YOUR ASSIGNMENT: The required lines are those that contain "confirmed"; pull them out of the data and copy them.

DATA FOR REVIEW:
/---
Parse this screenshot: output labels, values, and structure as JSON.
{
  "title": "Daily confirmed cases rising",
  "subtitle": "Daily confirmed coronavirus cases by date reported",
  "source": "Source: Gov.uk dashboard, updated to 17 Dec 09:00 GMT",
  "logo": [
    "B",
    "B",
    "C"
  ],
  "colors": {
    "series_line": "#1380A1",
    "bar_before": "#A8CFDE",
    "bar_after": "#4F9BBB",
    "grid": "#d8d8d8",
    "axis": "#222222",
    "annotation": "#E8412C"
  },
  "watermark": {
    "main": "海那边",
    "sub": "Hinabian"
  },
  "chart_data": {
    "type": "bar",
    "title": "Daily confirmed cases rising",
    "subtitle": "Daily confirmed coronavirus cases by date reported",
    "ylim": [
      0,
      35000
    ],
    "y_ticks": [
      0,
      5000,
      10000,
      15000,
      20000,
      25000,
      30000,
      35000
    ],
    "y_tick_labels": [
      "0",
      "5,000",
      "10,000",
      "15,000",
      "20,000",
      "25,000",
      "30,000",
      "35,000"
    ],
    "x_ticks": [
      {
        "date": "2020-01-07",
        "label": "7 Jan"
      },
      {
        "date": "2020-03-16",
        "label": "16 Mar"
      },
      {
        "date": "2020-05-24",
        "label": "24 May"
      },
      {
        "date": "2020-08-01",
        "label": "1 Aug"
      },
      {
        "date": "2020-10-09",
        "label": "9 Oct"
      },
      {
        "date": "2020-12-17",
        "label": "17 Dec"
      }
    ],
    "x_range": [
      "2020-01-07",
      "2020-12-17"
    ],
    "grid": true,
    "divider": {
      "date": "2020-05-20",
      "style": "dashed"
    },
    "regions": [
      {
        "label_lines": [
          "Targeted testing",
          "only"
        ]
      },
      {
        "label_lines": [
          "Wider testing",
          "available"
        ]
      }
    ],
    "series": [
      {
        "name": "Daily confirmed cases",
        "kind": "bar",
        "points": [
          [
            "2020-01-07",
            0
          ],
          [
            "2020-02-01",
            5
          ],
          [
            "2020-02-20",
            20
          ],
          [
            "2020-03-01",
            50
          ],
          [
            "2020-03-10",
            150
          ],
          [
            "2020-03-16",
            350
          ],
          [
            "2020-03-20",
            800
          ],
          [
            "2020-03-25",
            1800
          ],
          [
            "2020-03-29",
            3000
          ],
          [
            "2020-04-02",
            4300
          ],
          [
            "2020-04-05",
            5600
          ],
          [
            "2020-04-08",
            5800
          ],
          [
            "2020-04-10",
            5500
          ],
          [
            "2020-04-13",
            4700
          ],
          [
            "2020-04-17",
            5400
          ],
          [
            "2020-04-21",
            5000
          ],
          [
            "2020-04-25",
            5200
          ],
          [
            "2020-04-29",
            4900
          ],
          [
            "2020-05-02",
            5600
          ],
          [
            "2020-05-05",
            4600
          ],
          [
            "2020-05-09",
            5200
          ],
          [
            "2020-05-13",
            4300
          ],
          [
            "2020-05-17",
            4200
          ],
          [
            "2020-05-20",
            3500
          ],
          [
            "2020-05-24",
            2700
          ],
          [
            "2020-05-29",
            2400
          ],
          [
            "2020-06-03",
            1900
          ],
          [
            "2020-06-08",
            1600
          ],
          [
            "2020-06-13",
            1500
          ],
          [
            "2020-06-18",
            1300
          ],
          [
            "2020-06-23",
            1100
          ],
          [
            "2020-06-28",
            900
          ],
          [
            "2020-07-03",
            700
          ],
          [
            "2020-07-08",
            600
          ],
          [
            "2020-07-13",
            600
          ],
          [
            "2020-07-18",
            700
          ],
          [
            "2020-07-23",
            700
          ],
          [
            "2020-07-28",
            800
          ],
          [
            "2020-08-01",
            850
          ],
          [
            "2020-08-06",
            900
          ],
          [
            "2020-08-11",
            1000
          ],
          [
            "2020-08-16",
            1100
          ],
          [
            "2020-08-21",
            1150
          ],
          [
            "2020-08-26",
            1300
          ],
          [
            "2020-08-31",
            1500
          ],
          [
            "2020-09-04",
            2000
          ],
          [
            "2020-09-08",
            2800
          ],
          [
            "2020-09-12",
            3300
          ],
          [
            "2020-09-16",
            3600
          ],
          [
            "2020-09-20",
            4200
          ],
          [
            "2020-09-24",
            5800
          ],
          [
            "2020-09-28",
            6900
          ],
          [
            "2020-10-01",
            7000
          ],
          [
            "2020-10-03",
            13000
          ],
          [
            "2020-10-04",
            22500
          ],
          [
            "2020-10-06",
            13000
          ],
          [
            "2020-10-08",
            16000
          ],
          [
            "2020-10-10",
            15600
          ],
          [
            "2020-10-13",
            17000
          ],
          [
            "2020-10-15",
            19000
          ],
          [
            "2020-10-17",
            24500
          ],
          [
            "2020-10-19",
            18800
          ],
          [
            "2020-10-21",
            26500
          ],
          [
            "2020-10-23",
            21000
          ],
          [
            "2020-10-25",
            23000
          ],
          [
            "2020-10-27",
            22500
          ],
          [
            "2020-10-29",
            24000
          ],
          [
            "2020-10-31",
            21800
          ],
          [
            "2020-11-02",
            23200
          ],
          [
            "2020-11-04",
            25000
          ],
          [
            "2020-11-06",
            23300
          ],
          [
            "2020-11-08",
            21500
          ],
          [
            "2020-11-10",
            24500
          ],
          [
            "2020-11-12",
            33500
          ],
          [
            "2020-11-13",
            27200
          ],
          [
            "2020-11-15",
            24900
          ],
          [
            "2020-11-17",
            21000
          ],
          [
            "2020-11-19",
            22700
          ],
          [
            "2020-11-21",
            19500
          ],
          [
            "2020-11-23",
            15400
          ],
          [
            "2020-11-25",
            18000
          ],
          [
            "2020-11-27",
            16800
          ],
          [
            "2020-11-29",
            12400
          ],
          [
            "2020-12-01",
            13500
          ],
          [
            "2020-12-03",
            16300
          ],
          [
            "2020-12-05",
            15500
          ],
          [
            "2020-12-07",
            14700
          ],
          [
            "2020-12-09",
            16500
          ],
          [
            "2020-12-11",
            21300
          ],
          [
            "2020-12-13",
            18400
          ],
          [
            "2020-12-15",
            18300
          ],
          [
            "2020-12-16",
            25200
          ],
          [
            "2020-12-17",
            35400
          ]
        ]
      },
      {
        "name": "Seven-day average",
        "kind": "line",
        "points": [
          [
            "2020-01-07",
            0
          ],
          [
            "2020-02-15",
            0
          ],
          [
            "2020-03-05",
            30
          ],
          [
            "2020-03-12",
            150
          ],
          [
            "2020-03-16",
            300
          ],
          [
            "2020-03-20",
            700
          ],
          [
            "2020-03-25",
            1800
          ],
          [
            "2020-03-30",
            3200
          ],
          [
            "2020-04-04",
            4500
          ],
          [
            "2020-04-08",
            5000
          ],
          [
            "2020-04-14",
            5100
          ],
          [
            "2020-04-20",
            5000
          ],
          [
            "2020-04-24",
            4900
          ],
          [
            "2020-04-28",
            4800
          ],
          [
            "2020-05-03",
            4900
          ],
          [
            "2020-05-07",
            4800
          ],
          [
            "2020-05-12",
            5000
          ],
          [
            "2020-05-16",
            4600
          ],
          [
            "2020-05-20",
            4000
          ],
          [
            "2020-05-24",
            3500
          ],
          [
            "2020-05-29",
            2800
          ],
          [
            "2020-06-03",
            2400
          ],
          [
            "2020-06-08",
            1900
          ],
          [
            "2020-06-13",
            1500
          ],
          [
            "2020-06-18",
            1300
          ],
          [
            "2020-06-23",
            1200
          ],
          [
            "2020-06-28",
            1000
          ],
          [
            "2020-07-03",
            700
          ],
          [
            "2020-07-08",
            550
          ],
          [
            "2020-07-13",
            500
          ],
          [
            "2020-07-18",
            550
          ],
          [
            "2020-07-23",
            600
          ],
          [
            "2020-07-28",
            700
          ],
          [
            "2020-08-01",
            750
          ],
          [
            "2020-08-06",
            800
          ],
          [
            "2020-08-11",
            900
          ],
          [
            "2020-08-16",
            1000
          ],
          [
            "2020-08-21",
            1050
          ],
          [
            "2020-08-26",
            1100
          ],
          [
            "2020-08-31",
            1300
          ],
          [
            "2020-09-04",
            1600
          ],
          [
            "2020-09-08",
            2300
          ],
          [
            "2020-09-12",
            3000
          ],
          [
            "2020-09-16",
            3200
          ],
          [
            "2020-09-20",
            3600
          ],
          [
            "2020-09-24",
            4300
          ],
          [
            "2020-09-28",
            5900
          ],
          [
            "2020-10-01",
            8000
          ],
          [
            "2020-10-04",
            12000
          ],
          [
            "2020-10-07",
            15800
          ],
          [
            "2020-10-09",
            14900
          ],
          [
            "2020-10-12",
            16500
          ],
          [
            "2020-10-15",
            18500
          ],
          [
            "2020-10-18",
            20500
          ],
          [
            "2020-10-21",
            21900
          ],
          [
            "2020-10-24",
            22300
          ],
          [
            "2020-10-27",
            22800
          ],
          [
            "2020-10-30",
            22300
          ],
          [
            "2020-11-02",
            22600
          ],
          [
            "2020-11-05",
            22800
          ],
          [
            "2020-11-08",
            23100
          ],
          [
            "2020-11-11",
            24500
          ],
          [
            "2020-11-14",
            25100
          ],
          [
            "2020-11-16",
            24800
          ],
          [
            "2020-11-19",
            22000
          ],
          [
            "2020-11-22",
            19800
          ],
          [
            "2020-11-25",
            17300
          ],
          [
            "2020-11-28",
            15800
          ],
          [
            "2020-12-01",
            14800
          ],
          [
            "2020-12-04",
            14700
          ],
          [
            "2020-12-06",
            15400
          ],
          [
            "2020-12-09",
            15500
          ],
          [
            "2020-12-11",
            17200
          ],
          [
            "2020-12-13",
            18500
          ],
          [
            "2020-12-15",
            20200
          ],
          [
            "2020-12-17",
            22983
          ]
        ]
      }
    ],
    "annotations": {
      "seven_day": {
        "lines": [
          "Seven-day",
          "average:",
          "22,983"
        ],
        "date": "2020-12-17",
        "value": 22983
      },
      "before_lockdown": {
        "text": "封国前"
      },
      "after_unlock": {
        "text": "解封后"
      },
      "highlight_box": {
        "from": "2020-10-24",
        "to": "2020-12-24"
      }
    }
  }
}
\---
TASK SOLUTION:
  "title": "Daily confirmed cases rising",
  "subtitle": "Daily confirmed coronavirus cases by date reported",
    "title": "Daily confirmed cases rising",
    "subtitle": "Daily confirmed coronavirus cases by date reported",
        "name": "Daily confirmed cases",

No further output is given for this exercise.